**INSTRUCTION:** Scan the entries below and count the lines holding the string "Anwendung". Supply only the number.

**EXTRACTED MATERIAL:**
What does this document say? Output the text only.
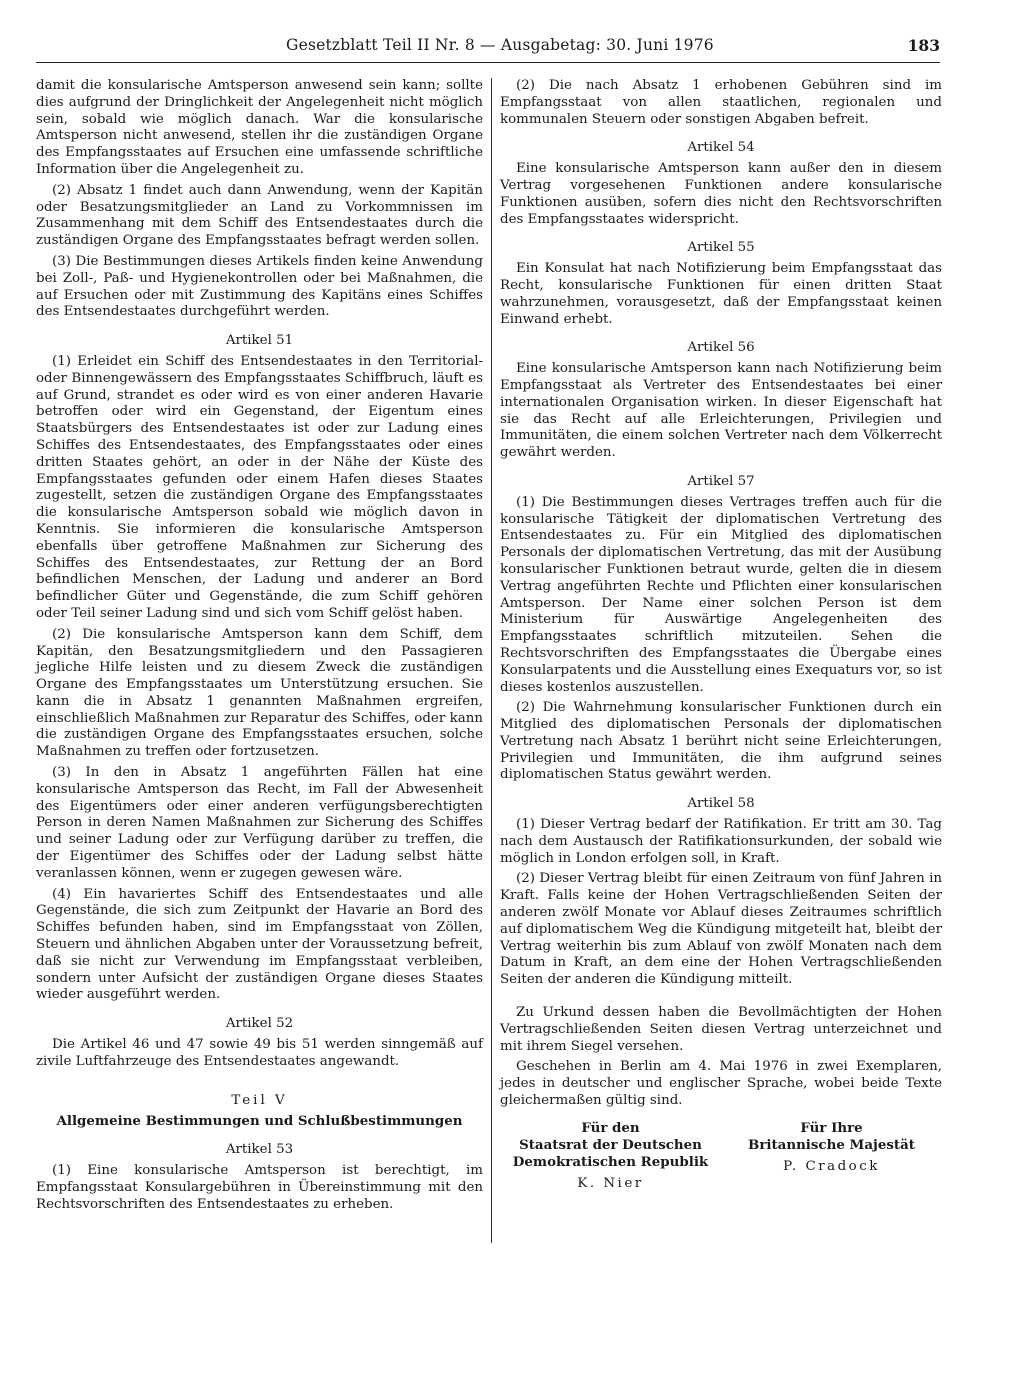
Gesetzblatt Teil II Nr. 8 — Ausgabetag: 30. Juni 1976	183

damit die konsularische Amtsperson anwesend sein kann; sollte dies aufgrund der Dringlichkeit der Angelegenheit nicht möglich sein, sobald wie möglich danach. War die konsularische Amtsperson nicht anwesend, stellen ihr die zuständigen Organe des Empfangsstaates auf Ersuchen eine umfassende schriftliche Information über die Angelegenheit zu.

(2) Absatz 1 findet auch dann Anwendung, wenn der Kapitän oder Besatzungsmitglieder an Land zu Vorkommnissen im Zusammenhang mit dem Schiff des Entsendestaates durch die zuständigen Organe des Empfangsstaates befragt werden sollen.

(3) Die Bestimmungen dieses Artikels finden keine Anwendung bei Zoll-, Paß- und Hygienekontrollen oder bei Maßnahmen, die auf Ersuchen oder mit Zustimmung des Kapitäns eines Schiffes des Entsendestaates durchgeführt werden.

Artikel 51

(1) Erleidet ein Schiff des Entsendestaates in den Territorial- oder Binnengewässern des Empfangsstaates Schiffbruch, läuft es auf Grund, strandet es oder wird es von einer anderen Havarie betroffen oder wird ein Gegenstand, der Eigentum eines Staatsbürgers des Entsendestaates ist oder zur Ladung eines Schiffes des Entsendestaates, des Empfangsstaates oder eines dritten Staates gehört, an oder in der Nähe der Küste des Empfangsstaates gefunden oder einem Hafen dieses Staates zugestellt, setzen die zuständigen Organe des Empfangsstaates die konsularische Amtsperson sobald wie möglich davon in Kenntnis. Sie informieren die konsularische Amtsperson ebenfalls über getroffene Maßnahmen zur Sicherung des Schiffes des Entsendestaates, zur Rettung der an Bord befindlichen Menschen, der Ladung und anderer an Bord befindlicher Güter und Gegenstände, die zum Schiff gehören oder Teil seiner Ladung sind und sich vom Schiff gelöst haben.

(2) Die konsularische Amtsperson kann dem Schiff, dem Kapitän, den Besatzungsmitgliedern und den Passagieren jegliche Hilfe leisten und zu diesem Zweck die zuständigen Organe des Empfangsstaates um Unterstützung ersuchen. Sie kann die in Absatz 1 genannten Maßnahmen ergreifen, einschließlich Maßnahmen zur Reparatur des Schiffes, oder kann die zuständigen Organe des Empfangsstaates ersuchen, solche Maßnahmen zu treffen oder fortzusetzen.

(3) In den in Absatz 1 angeführten Fällen hat eine konsularische Amtsperson das Recht, im Fall der Abwesenheit des Eigentümers oder einer anderen verfügungsberechtigten Person in deren Namen Maßnahmen zur Sicherung des Schiffes und seiner Ladung oder zur Verfügung darüber zu treffen, die der Eigentümer des Schiffes oder der Ladung selbst hätte veranlassen können, wenn er zugegen gewesen wäre.

(4) Ein havariertes Schiff des Entsendestaates und alle Gegenstände, die sich zum Zeitpunkt der Havarie an Bord des Schiffes befunden haben, sind im Empfangsstaat von Zöllen, Steuern und ähnlichen Abgaben unter der Voraussetzung befreit, daß sie nicht zur Verwendung im Empfangsstaat verbleiben, sondern unter Aufsicht der zuständigen Organe dieses Staates wieder ausgeführt werden.

Artikel 52

Die Artikel 46 und 47 sowie 49 bis 51 werden sinngemäß auf zivile Luftfahrzeuge des Entsendestaates angewandt.

Teil V
Allgemeine Bestimmungen und Schlußbestimmungen
Artikel 53

(1) Eine konsularische Amtsperson ist berechtigt, im Empfangsstaat Konsulargebühren in Übereinstimmung mit den Rechtsvorschriften des Entsendestaates zu erheben.

(2) Die nach Absatz 1 erhobenen Gebühren sind im Empfangsstaat von allen staatlichen, regionalen und kommunalen Steuern oder sonstigen Abgaben befreit.

Artikel 54

Eine konsularische Amtsperson kann außer den in diesem Vertrag vorgesehenen Funktionen andere konsularische Funktionen ausüben, sofern dies nicht den Rechtsvorschriften des Empfangsstaates widerspricht.

Artikel 55

Ein Konsulat hat nach Notifizierung beim Empfangsstaat das Recht, konsularische Funktionen für einen dritten Staat wahrzunehmen, vorausgesetzt, daß der Empfangsstaat keinen Einwand erhebt.

Artikel 56

Eine konsularische Amtsperson kann nach Notifizierung beim Empfangsstaat als Vertreter des Entsendestaates bei einer internationalen Organisation wirken. In dieser Eigenschaft hat sie das Recht auf alle Erleichterungen, Privilegien und Immunitäten, die einem solchen Vertreter nach dem Völkerrecht gewährt werden.

Artikel 57

(1) Die Bestimmungen dieses Vertrages treffen auch für die konsularische Tätigkeit der diplomatischen Vertretung des Entsendestaates zu. Für ein Mitglied des diplomatischen Personals der diplomatischen Vertretung, das mit der Ausübung konsularischer Funktionen betraut wurde, gelten die in diesem Vertrag angeführten Rechte und Pflichten einer konsularischen Amtsperson. Der Name einer solchen Person ist dem Ministerium für Auswärtige Angelegenheiten des Empfangsstaates schriftlich mitzuteilen. Sehen die Rechtsvorschriften des Empfangsstaates die Übergabe eines Konsularpatents und die Ausstellung eines Exequaturs vor, so ist dieses kostenlos auszustellen.

(2) Die Wahrnehmung konsularischer Funktionen durch ein Mitglied des diplomatischen Personals der diplomatischen Vertretung nach Absatz 1 berührt nicht seine Erleichterungen, Privilegien und Immunitäten, die ihm aufgrund seines diplomatischen Status gewährt werden.

Artikel 58

(1) Dieser Vertrag bedarf der Ratifikation. Er tritt am 30. Tag nach dem Austausch der Ratifikationsurkunden, der sobald wie möglich in London erfolgen soll, in Kraft.

(2) Dieser Vertrag bleibt für einen Zeitraum von fünf Jahren in Kraft. Falls keine der Hohen Vertragschließenden Seiten der anderen zwölf Monate vor Ablauf dieses Zeitraumes schriftlich auf diplomatischem Weg die Kündigung mitgeteilt hat, bleibt der Vertrag weiterhin bis zum Ablauf von zwölf Monaten nach dem Datum in Kraft, an dem eine der Hohen Vertragschließenden Seiten der anderen die Kündigung mitteilt.

Zu Urkund dessen haben die Bevollmächtigten der Hohen Vertragschließenden Seiten diesen Vertrag unterzeichnet und mit ihrem Siegel versehen.

Geschehen in Berlin am 4. Mai 1976 in zwei Exemplaren, jedes in deutscher und englischer Sprache, wobei beide Texte gleichermaßen gültig sind.

Für den
Staatsrat der Deutschen
Demokratischen Republik
K. Nier
Für Ihre
Britannische Majestät
P. Cradock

**RESPONSE FOR THIS EXERCISE:** 2